__Task requirements__. Looking at the listing beneath, work out how many lines hold "있습니다" and report only that figure.
** Start of Supplied records **
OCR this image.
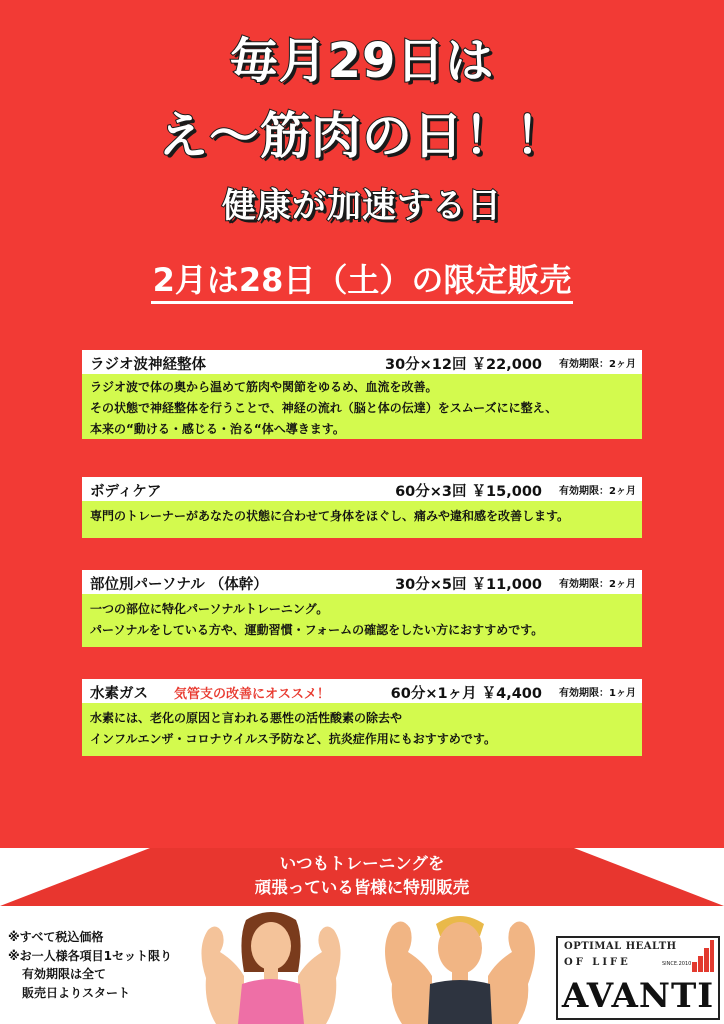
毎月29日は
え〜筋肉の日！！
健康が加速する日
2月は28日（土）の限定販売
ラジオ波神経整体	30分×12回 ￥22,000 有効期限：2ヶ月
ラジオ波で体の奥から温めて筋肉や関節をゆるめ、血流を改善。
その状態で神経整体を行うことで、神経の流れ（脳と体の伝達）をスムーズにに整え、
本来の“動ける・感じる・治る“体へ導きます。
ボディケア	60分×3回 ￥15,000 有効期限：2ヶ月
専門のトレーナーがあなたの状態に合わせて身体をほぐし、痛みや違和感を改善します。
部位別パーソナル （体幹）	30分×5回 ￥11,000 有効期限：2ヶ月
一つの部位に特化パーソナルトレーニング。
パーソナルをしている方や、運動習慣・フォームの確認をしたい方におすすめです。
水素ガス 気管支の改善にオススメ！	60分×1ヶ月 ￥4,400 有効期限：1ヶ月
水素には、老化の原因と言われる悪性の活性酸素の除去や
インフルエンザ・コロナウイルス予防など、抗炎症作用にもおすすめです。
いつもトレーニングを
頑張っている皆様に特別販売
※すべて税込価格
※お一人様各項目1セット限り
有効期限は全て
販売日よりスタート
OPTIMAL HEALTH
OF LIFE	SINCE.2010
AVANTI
** End of Supplied records **
** Start of Supplied records **
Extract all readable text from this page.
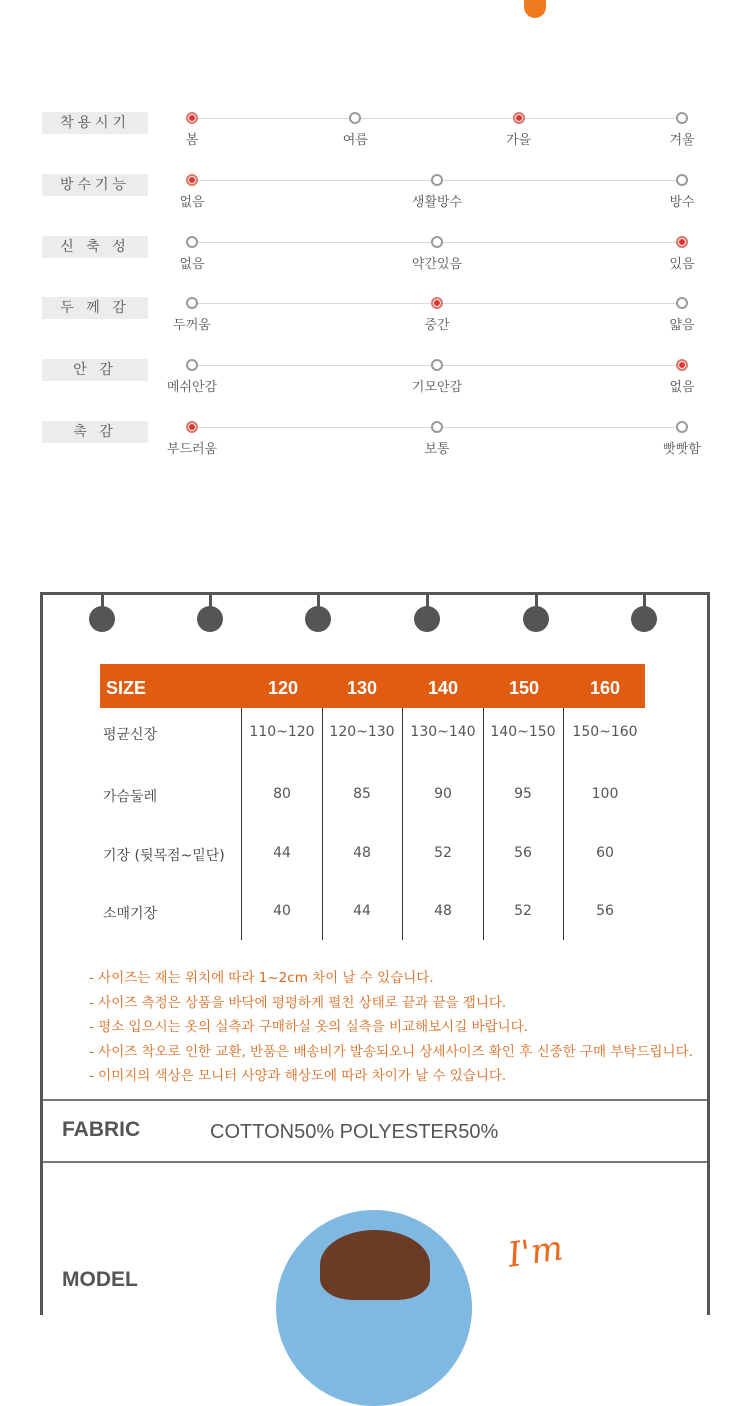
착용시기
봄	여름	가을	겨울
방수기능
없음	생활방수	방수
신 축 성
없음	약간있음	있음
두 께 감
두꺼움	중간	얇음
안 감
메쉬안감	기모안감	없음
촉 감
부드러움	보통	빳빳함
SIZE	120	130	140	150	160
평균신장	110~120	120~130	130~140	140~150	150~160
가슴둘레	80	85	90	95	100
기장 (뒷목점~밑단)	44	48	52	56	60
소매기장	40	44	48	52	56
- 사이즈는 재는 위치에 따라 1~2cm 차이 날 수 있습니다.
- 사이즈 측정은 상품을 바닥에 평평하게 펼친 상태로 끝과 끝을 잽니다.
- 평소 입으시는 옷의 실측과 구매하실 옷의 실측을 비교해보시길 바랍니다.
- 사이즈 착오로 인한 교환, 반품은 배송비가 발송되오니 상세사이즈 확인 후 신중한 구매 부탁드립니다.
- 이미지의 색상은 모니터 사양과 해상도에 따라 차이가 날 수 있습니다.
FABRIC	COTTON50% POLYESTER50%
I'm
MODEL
** End of Supplied records **
__Response for this exercise__. 2